Data entries for graphics
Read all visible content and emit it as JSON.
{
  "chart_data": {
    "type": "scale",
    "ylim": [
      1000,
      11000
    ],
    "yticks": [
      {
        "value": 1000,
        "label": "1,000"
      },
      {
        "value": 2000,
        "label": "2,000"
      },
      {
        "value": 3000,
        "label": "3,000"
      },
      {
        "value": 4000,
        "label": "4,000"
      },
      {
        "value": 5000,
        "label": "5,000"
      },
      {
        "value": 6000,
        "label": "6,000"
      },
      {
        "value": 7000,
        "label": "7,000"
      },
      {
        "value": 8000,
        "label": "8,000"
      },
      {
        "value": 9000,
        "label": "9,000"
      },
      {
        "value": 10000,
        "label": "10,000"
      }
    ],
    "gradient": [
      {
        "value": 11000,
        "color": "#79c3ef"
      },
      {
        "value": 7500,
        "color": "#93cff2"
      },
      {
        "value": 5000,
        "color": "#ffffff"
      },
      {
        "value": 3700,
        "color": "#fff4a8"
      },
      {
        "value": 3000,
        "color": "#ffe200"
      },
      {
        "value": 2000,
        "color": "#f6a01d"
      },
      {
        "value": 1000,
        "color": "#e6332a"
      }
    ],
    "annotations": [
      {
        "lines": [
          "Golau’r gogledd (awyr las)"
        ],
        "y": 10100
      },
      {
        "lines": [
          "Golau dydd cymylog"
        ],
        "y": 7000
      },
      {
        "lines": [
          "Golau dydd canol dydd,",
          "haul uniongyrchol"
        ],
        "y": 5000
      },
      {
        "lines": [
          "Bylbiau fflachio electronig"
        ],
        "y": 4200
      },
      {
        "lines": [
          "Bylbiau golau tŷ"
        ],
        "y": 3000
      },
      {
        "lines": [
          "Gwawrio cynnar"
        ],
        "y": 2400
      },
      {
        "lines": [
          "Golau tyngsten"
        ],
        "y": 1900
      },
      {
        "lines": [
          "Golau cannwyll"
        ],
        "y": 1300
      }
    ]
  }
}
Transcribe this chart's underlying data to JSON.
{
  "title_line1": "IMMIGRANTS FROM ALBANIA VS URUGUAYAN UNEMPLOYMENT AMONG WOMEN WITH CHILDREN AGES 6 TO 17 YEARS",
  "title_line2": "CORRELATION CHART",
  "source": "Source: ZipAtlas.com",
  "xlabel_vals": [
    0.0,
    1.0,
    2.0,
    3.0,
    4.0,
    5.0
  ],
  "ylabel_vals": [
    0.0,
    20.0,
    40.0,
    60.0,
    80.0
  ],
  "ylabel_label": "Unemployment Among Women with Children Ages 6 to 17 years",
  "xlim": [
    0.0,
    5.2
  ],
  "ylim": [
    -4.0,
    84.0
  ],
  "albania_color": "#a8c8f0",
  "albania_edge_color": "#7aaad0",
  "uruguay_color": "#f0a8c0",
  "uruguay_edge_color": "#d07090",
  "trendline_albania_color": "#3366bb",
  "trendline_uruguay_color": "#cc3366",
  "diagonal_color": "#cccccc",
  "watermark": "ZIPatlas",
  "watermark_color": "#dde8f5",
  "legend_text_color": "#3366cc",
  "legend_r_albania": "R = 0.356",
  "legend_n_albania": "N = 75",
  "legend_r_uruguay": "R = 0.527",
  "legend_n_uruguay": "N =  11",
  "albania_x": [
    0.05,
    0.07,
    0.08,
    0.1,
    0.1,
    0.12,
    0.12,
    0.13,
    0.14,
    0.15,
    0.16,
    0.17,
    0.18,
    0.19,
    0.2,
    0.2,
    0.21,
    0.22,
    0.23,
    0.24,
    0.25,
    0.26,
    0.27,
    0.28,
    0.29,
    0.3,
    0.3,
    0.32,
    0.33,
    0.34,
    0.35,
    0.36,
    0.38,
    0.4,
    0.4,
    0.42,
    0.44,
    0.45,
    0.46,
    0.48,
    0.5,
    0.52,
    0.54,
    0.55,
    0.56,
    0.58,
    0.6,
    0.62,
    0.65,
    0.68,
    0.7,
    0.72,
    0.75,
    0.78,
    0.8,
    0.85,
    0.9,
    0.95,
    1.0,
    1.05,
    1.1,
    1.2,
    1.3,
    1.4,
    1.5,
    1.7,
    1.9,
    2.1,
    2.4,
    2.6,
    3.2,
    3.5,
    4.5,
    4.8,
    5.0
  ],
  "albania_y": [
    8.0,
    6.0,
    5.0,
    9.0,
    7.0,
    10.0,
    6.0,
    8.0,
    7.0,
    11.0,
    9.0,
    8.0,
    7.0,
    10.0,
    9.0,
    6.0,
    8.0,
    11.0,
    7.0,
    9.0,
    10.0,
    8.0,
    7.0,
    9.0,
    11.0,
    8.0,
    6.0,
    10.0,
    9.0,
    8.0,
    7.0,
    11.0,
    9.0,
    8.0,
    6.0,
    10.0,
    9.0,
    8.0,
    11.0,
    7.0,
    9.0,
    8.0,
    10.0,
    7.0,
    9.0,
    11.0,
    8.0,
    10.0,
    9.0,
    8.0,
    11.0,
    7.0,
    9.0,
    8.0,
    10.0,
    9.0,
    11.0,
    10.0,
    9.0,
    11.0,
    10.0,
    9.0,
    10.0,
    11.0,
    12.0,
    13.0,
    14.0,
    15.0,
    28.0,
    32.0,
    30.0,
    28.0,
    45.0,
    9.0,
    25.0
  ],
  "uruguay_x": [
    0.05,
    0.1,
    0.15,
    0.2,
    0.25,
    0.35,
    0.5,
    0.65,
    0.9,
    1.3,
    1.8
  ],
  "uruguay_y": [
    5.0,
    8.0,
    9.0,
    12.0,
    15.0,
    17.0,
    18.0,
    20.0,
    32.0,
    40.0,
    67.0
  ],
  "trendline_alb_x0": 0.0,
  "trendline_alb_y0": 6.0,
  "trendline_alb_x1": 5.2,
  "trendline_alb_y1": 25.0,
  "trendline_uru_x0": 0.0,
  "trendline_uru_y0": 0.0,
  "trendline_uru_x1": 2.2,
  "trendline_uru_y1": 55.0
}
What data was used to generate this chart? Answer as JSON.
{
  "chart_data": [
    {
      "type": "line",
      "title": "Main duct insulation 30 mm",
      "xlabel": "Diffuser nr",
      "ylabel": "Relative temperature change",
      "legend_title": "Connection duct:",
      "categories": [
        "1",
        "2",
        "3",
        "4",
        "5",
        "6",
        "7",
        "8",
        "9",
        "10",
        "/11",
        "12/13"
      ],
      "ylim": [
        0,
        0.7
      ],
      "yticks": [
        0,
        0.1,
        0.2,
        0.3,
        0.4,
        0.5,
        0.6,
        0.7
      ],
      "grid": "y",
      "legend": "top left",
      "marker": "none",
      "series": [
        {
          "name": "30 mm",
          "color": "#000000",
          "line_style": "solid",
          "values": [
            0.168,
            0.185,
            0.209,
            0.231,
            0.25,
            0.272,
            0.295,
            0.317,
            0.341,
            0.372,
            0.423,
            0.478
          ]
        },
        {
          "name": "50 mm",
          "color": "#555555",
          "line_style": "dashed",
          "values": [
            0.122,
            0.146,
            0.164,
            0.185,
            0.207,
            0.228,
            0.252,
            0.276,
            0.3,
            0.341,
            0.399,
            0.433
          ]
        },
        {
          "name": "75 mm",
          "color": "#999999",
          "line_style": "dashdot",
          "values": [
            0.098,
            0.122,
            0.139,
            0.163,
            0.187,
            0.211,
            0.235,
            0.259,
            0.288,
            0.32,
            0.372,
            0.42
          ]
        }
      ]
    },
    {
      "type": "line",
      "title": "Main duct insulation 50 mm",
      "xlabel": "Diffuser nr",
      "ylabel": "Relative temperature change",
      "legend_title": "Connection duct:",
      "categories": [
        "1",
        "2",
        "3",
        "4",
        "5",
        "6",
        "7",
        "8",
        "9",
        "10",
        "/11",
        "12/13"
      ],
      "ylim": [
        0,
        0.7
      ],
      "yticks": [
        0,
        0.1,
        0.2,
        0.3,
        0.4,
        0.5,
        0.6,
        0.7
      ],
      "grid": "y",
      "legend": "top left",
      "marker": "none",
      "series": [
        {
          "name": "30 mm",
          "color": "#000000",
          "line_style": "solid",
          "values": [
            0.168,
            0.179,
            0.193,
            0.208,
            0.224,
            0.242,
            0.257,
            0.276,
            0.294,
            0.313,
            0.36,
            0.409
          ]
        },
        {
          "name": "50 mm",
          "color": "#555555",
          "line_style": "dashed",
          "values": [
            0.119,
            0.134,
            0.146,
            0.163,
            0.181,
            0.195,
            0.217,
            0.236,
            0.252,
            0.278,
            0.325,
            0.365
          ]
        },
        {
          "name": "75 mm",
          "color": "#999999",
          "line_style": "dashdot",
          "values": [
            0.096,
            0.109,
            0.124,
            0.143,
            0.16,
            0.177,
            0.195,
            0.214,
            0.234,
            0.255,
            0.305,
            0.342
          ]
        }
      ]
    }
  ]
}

* Exercise description *
Gather each line holding the string "Main".

* Exercise result *
      "title": "Main duct insulation 30 mm",
      "title": "Main duct insulation 50 mm",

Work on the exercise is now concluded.